→ **Given exercise**
Return the material below in full and exactly.

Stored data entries
-- START --
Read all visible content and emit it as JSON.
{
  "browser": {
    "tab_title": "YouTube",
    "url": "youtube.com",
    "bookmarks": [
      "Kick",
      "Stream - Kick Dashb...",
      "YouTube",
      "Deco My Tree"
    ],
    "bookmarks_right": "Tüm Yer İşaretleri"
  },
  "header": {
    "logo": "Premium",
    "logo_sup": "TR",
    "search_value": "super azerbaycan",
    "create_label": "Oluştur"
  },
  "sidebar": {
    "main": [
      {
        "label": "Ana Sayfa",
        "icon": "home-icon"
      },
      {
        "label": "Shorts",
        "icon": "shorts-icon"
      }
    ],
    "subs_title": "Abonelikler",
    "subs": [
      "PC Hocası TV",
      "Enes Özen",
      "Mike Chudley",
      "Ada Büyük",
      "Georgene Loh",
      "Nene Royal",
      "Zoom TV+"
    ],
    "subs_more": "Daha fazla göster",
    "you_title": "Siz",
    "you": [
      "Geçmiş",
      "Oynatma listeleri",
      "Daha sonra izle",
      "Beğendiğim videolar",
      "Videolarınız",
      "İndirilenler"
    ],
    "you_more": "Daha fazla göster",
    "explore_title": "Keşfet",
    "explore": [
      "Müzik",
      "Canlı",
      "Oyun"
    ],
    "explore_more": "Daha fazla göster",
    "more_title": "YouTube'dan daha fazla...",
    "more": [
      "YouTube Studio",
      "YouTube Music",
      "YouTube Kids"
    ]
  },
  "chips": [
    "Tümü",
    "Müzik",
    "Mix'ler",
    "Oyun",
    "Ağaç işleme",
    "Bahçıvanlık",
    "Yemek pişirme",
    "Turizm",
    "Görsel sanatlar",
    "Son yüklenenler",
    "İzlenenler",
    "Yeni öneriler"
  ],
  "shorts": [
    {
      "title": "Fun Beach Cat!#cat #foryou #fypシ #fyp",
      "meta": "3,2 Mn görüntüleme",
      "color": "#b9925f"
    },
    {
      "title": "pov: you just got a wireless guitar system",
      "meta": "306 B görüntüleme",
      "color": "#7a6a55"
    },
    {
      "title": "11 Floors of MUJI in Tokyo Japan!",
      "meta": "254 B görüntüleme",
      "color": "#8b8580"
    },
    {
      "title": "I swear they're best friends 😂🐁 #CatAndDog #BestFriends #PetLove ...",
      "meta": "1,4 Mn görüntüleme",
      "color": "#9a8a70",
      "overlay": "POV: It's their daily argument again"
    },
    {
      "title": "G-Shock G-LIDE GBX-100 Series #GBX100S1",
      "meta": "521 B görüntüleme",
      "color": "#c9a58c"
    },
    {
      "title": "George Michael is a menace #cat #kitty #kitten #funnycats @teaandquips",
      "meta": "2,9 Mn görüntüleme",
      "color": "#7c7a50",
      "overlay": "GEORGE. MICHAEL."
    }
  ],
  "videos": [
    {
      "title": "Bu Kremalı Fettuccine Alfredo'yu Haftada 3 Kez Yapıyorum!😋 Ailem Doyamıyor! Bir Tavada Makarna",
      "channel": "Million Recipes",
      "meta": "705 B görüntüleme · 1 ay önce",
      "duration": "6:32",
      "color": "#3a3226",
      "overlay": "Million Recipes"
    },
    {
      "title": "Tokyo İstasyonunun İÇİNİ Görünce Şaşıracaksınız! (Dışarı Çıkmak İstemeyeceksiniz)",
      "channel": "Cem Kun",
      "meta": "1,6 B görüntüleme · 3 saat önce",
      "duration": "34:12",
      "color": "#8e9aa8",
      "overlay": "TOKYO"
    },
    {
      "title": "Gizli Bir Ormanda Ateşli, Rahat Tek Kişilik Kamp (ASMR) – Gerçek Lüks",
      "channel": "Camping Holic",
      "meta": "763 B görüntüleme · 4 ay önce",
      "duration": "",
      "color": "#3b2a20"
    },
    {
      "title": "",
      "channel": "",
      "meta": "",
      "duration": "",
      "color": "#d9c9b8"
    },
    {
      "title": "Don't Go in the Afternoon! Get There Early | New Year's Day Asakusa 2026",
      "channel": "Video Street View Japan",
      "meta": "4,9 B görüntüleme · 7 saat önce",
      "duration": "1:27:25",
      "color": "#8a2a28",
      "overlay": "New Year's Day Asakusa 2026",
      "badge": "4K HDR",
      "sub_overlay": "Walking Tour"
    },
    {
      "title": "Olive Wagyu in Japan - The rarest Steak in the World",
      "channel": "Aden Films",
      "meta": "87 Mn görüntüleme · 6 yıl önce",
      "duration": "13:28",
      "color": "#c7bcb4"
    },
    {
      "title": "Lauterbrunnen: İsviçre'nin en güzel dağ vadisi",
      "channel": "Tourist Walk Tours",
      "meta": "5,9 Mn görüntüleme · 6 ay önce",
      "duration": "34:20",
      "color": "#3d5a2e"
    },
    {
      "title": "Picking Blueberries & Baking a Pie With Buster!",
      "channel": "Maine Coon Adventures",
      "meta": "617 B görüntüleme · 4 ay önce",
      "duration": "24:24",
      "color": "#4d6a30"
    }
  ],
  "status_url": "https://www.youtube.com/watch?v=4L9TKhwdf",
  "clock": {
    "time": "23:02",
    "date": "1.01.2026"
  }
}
-- END --
→ **Result for this exercise**
Read all visible content and emit it as JSON.
{
  "browser": {
    "tab_title": "YouTube",
    "url": "youtube.com",
    "bookmarks": [
      "Kick",
      "Stream - Kick Dashb...",
      "YouTube",
      "Deco My Tree"
    ],
    "bookmarks_right": "Tüm Yer İşaretleri"
  },
  "header": {
    "logo": "Premium",
    "logo_sup": "TR",
    "search_value": "super azerbaycan",
    "create_label": "Oluştur"
  },
  "sidebar": {
    "main": [
      {
        "label": "Ana Sayfa",
        "icon": "home-icon"
      },
      {
        "label": "Shorts",
        "icon": "shorts-icon"
      }
    ],
    "subs_title": "Abonelikler",
    "subs": [
      "PC Hocası TV",
      "Enes Özen",
      "Mike Chudley",
      "Ada Büyük",
      "Georgene Loh",
      "Nene Royal",
      "Zoom TV+"
    ],
    "subs_more": "Daha fazla göster",
    "you_title": "Siz",
    "you": [
      "Geçmiş",
      "Oynatma listeleri",
      "Daha sonra izle",
      "Beğendiğim videolar",
      "Videolarınız",
      "İndirilenler"
    ],
    "you_more": "Daha fazla göster",
    "explore_title": "Keşfet",
    "explore": [
      "Müzik",
      "Canlı",
      "Oyun"
    ],
    "explore_more": "Daha fazla göster",
    "more_title": "YouTube'dan daha fazla...",
    "more": [
      "YouTube Studio",
      "YouTube Music",
      "YouTube Kids"
    ]
  },
  "chips": [
    "Tümü",
    "Müzik",
    "Mix'ler",
    "Oyun",
    "Ağaç işleme",
    "Bahçıvanlık",
    "Yemek pişirme",
    "Turizm",
    "Görsel sanatlar",
    "Son yüklenenler",
    "İzlenenler",
    "Yeni öneriler"
  ],
  "shorts": [
    {
      "title": "Fun Beach Cat!#cat #foryou #fypシ #fyp",
      "meta": "3,2 Mn görüntüleme",
      "color": "#b9925f"
    },
    {
      "title": "pov: you just got a wireless guitar system",
      "meta": "306 B görüntüleme",
      "color": "#7a6a55"
    },
    {
      "title": "11 Floors of MUJI in Tokyo Japan!",
      "meta": "254 B görüntüleme",
      "color": "#8b8580"
    },
    {
      "title": "I swear they're best friends 😂🐁 #CatAndDog #BestFriends #PetLove ...",
      "meta": "1,4 Mn görüntüleme",
      "color": "#9a8a70",
      "overlay": "POV: It's their daily argument again"
    },
    {
      "title": "G-Shock G-LIDE GBX-100 Series #GBX100S1",
      "meta": "521 B görüntüleme",
      "color": "#c9a58c"
    },
    {
      "title": "George Michael is a menace #cat #kitty #kitten #funnycats @teaandquips",
      "meta": "2,9 Mn görüntüleme",
      "color": "#7c7a50",
      "overlay": "GEORGE. MICHAEL."
    }
  ],
  "videos": [
    {
      "title": "Bu Kremalı Fettuccine Alfredo'yu Haftada 3 Kez Yapıyorum!😋 Ailem Doyamıyor! Bir Tavada Makarna",
      "channel": "Million Recipes",
      "meta": "705 B görüntüleme · 1 ay önce",
      "duration": "6:32",
      "color": "#3a3226",
      "overlay": "Million Recipes"
    },
    {
      "title": "Tokyo İstasyonunun İÇİNİ Görünce Şaşıracaksınız! (Dışarı Çıkmak İstemeyeceksiniz)",
      "channel": "Cem Kun",
      "meta": "1,6 B görüntüleme · 3 saat önce",
      "duration": "34:12",
      "color": "#8e9aa8",
      "overlay": "TOKYO"
    },
    {
      "title": "Gizli Bir Ormanda Ateşli, Rahat Tek Kişilik Kamp (ASMR) – Gerçek Lüks",
      "channel": "Camping Holic",
      "meta": "763 B görüntüleme · 4 ay önce",
      "duration": "",
      "color": "#3b2a20"
    },
    {
      "title": "",
      "channel": "",
      "meta": "",
      "duration": "",
      "color": "#d9c9b8"
    },
    {
      "title": "Don't Go in the Afternoon! Get There Early | New Year's Day Asakusa 2026",
      "channel": "Video Street View Japan",
      "meta": "4,9 B görüntüleme · 7 saat önce",
      "duration": "1:27:25",
      "color": "#8a2a28",
      "overlay": "New Year's Day Asakusa 2026",
      "badge": "4K HDR",
      "sub_overlay": "Walking Tour"
    },
    {
      "title": "Olive Wagyu in Japan - The rarest Steak in the World",
      "channel": "Aden Films",
      "meta": "87 Mn görüntüleme · 6 yıl önce",
      "duration": "13:28",
      "color": "#c7bcb4"
    },
    {
      "title": "Lauterbrunnen: İsviçre'nin en güzel dağ vadisi",
      "channel": "Tourist Walk Tours",
      "meta": "5,9 Mn görüntüleme · 6 ay önce",
      "duration": "34:20",
      "color": "#3d5a2e"
    },
    {
      "title": "Picking Blueberries & Baking a Pie With Buster!",
      "channel": "Maine Coon Adventures",
      "meta": "617 B görüntüleme · 4 ay önce",
      "duration": "24:24",
      "color": "#4d6a30"
    }
  ],
  "status_url": "https://www.youtube.com/watch?v=4L9TKhwdf",
  "clock": {
    "time": "23:02",
    "date": "1.01.2026"
  }
}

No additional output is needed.